
    Depletion is accurately predicted by measuring the total current put out over time. The units of this measurement are amp-hours. Every battery is rated for a certain number or amp-hours. After it has put out it's allotted number of amp-hours, the materials are depleted and the voltage drops below the threshold level.

    Passivation happens to batteries that are NOT putting out bery much current over time. Either they are sitting completely idle (shelf life) or they are putting out a very small trickle of current - such as in a smoke detector. The factors for passivation are time, temperature and LOW current draw.

    As you can guess, passivation is not an issue for a battery that is putting out significant current over time. In that case, it's useful life is completely a matter of its time-to-depletion, as measured in amp-hours.

    A 10-year lithium battery is good at fighting the effects of passivation in low-current applications such as smoke detectors. It will not last anything close to 10 years if it is called upon to put out reasonable current, like if it in your active bass preamp or an effects pedal.

    The only way a 10-year lithium battery will last you significantly longer than an alkaline battery is if you don't play your bass very often. In fact, I'm pretty sure it actually has a lower amp-hour rating than an alkaline battery, so it will actually have a shorter life if you play your bass more than an hour or two per month.

    Look at the lithium battery package (or visit their web site) and see what the amp-hour rating is. Compare that to a normal alkaline battery. If it has twice the amp-hours, it is worth twice the price. Or if you hardly ever play your bass, it might last longer due to less chance of passivaiton.

----------

WHAT TO DO:
A. Translate this sentence from the battery text into Spanish: "The factors for passivation are time, temperature and LOW current draw."
B. Continue the text on battery depletion and passivation from its last sentence.

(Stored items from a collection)
----------

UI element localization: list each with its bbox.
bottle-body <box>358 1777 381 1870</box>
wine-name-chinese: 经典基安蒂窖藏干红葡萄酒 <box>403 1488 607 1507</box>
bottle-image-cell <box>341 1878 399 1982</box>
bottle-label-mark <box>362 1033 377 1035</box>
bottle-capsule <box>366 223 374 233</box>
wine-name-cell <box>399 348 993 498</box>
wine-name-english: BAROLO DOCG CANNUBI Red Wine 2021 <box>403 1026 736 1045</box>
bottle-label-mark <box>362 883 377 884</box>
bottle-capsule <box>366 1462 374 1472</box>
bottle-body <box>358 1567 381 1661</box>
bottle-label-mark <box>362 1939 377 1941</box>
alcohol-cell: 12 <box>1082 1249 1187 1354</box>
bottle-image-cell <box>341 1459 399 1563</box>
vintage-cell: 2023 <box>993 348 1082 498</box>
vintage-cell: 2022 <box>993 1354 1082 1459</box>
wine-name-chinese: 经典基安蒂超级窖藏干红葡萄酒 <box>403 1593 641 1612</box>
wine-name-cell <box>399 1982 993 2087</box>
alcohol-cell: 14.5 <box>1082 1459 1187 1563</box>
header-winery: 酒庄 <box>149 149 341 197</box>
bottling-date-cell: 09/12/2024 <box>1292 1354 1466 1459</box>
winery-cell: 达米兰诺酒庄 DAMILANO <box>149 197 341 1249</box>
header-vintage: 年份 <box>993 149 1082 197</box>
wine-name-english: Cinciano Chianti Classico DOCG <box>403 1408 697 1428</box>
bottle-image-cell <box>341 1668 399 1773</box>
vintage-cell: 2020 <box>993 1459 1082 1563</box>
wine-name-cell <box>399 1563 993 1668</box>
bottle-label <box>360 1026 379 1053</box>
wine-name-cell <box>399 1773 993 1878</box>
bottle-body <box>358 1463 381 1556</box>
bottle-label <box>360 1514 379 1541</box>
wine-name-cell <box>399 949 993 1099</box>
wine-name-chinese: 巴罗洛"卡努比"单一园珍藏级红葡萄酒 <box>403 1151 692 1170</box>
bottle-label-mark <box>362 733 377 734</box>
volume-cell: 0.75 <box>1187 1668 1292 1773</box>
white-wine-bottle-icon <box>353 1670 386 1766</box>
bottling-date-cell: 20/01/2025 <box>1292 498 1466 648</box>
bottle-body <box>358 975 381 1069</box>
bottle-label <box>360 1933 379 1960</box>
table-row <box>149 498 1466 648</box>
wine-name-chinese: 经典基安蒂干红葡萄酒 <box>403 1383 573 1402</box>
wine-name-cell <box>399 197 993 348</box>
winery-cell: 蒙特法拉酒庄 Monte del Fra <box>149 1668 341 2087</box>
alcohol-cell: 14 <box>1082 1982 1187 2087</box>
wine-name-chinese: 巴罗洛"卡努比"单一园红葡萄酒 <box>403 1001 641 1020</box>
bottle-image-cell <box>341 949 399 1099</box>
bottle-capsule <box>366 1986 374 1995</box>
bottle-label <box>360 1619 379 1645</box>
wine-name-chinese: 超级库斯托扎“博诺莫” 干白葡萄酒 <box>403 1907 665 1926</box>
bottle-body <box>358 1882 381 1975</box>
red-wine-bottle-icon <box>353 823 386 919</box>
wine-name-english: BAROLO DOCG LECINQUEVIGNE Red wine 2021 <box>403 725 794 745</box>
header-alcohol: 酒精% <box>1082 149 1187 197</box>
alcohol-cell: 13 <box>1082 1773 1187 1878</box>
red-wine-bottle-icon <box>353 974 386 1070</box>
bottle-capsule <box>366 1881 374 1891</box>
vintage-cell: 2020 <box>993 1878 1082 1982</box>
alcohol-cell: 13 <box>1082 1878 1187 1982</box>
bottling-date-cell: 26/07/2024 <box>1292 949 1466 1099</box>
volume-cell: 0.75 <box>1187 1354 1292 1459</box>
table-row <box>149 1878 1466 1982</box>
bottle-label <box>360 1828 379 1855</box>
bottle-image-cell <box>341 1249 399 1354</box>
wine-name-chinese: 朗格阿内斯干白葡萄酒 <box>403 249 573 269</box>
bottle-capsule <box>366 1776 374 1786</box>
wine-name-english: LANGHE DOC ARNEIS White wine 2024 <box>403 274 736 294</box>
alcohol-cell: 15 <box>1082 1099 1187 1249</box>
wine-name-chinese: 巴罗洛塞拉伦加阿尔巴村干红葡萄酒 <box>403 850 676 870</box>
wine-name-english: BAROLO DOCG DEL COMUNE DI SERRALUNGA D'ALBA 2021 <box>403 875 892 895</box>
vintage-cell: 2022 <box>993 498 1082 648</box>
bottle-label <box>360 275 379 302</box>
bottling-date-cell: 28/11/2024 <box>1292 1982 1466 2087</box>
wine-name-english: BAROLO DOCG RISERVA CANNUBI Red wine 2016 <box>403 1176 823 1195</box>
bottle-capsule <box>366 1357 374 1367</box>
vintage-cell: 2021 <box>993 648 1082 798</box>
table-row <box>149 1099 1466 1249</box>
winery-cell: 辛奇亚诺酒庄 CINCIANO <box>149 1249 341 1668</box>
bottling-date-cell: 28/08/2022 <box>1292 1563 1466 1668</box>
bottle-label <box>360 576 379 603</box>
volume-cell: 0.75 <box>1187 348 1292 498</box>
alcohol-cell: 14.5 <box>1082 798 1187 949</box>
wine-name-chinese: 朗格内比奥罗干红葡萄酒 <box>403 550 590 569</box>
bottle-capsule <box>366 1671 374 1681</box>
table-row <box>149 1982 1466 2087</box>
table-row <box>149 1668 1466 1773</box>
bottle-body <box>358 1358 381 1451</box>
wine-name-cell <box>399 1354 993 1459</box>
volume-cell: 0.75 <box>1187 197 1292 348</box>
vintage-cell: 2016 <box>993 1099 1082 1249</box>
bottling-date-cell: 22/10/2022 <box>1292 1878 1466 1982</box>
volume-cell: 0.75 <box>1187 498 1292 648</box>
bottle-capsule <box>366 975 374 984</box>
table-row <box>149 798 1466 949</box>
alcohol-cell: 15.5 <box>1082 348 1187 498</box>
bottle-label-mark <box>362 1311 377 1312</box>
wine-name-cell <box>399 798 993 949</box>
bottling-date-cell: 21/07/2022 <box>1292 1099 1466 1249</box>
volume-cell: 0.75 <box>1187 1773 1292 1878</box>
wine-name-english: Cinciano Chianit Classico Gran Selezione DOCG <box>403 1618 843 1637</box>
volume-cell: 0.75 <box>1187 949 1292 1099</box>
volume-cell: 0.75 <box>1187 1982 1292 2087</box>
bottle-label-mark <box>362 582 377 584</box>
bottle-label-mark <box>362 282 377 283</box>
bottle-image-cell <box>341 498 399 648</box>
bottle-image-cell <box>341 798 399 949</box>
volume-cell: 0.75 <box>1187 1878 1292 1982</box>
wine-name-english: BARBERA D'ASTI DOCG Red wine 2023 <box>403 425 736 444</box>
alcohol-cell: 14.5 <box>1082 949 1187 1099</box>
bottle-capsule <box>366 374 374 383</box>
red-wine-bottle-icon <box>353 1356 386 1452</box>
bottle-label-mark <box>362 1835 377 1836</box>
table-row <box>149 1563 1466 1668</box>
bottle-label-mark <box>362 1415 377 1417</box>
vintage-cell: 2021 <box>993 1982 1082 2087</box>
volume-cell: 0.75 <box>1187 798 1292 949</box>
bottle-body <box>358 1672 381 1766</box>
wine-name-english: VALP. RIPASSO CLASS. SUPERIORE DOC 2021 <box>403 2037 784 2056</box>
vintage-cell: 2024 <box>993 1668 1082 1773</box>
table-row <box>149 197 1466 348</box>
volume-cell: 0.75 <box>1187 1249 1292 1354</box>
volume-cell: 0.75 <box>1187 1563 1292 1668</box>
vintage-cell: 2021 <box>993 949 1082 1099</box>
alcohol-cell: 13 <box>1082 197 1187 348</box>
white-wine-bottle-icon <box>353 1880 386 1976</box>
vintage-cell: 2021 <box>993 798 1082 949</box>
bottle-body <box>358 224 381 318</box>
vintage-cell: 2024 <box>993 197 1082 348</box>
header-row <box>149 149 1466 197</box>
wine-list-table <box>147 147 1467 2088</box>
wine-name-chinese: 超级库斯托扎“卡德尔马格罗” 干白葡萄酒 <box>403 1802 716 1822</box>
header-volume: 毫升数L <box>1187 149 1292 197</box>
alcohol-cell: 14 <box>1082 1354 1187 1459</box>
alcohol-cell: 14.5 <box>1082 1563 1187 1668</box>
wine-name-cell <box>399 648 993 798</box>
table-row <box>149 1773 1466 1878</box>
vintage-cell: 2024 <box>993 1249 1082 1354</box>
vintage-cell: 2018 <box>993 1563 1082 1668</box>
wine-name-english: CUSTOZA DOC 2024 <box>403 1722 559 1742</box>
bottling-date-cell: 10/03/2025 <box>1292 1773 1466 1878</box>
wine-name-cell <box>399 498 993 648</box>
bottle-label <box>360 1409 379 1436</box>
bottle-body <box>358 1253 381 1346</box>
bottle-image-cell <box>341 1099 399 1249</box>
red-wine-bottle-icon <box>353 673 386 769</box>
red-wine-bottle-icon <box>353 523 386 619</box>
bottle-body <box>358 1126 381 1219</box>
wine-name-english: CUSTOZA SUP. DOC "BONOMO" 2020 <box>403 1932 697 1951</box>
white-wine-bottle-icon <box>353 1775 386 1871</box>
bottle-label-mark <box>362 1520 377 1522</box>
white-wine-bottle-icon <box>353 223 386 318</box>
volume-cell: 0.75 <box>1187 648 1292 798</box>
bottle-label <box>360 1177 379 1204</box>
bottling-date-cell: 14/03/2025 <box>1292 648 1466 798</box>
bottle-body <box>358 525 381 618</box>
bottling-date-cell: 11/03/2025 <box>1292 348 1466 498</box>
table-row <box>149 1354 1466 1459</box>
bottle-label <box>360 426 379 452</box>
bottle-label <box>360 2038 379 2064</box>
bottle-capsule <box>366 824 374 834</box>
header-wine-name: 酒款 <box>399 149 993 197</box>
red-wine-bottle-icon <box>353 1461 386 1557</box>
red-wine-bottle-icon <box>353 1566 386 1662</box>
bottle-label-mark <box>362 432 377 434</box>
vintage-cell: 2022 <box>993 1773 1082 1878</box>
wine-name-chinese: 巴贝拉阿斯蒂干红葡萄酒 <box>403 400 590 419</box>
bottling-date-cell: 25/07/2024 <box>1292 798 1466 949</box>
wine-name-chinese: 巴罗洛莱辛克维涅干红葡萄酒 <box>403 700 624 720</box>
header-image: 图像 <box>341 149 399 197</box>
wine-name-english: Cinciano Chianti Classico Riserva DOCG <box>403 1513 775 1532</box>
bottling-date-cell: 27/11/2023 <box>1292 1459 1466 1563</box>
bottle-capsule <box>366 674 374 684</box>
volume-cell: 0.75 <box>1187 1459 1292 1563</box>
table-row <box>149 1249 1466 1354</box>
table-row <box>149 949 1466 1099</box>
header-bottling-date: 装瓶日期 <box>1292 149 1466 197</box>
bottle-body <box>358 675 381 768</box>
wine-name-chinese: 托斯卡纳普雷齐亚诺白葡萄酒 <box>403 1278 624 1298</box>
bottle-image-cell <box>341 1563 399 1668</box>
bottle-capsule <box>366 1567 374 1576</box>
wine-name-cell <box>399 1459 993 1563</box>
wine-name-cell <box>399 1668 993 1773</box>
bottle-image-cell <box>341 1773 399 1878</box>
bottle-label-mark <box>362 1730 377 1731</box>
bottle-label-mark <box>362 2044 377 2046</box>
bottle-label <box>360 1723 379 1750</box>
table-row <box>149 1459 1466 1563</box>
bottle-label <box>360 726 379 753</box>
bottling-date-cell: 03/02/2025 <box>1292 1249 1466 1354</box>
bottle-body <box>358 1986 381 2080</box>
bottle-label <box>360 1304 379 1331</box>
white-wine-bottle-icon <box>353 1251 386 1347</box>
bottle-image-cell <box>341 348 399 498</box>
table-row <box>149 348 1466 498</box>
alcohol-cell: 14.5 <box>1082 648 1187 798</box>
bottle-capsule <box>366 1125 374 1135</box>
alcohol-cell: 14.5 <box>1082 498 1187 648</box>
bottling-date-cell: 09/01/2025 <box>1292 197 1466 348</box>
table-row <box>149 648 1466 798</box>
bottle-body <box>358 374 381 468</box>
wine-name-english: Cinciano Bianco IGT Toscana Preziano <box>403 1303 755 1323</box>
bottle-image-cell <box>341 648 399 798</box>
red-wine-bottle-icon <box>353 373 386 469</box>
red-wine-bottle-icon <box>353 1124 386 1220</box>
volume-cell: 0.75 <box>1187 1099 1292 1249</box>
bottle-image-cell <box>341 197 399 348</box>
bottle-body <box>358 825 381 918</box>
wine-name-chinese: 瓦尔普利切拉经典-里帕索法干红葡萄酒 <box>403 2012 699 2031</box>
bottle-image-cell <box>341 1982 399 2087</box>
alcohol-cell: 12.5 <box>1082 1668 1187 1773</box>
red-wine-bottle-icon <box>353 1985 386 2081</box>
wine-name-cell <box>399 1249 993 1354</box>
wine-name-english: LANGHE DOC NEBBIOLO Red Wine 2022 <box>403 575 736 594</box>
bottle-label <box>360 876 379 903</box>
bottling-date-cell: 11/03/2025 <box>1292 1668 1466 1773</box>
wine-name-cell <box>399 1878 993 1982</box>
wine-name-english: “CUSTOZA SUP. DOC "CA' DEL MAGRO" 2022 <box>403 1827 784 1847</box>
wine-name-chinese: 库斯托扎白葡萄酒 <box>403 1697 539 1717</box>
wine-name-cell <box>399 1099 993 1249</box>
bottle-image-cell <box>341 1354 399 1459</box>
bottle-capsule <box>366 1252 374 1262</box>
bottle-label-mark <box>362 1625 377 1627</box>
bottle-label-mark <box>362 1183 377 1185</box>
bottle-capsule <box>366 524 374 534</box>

----------

RESPONSES IN ORDER:
A. Los factores de la pasivación son el tiempo, la temperatura y el BAJO consumo de corriente.

B.
    Me - I buy (alkaline) Duracells or Energizers when they're on sale and change every battery once a year.
     
  3. Thanks for the explanation.The Lithiums jooked kind of futuristic so i got curious.I guess I'll stick with alkalines.I do play a lot and I change mine about every 6 months,just to be on the safe side.
     
  4. chucko58

    chucko58

    Jan 17, 2002
    Silicon Valley, CA, USA
    I paid for all my gear myself. Well, me and MasterCard.
    That's funny, the lithium 9Vs I'm using will last as long as 3-4x a typical alkaline. See here. Combine that with the shelf life advantage and a higher output voltage over the life of the battery, and I'll use them in everything they'll fit.
     
  5. scottbass

    scottbass Bass lines like a big, funky giant

    Jul 13, 2004
    Southern MN
    Yeah - I see your lithium has 1.2 amp-hours at an average current draw of 9 mA vs a Duracell's typical 0.6 amp-hours at an average current draw of 10mA. That would be just about twice the expected lifetime before depletion for your lithium compared to an alkaline. Plus lithiums will last longer in the package due to slower passivation.

    They're a good deal unless they cost more than double.
     
  6. greenboy

    greenboy

    Dec 18, 2000
    remote mountain cabin Montana
    greenboy designs: fEARful, bassic, dually, crazy88 etc
    Yep. Not for nothing do a lot of digital cameras use rechargable Li-ion batteries and get a lot of shots out of a single charge - where using the strongest Everreadies or Duracells would only get a fraction of the shots before needing to be deep-sixed.
     
  7. JansenW

    JansenW

    Nov 14, 2005
    Cambridge, MA
    Here's a web page about a rechargable 9v Lithium Polymer battery:

    http://www.thomas-distributing.com/ipower-9v-lithium-rechargeable-battery.php

    Comparing costs:

    Top 9v alkaline (540 mAh capacity): $2 each
    10 Year Lithium (1200 mAh capacity): $5.00 ($=2.5 alkaline batteries)
    Rechargeable (100's of times) NiMh (250 mAh capacity): $12 + $20 (charger) = $32 ($=16 alkaline batteries)
    Rechargeable (100's of times) Lithium Polymer (400 mAh capacity): $15 + $35 (charger) = $50 ($=25 akaline batteries)

    I wonder how these would compare in actual usage.
     
  8. greenboy

    greenboy

    Dec 18, 2000
    remote mountain cabin Montana
    greenboy designs: fEARful, bassic, dually, crazy88 etc
    Well, in a digital camera it doesn't take long to find out that over-the-counter NiMh AA are many many times cheaper than Alkalines. And you don't end up running out of power so danged fast.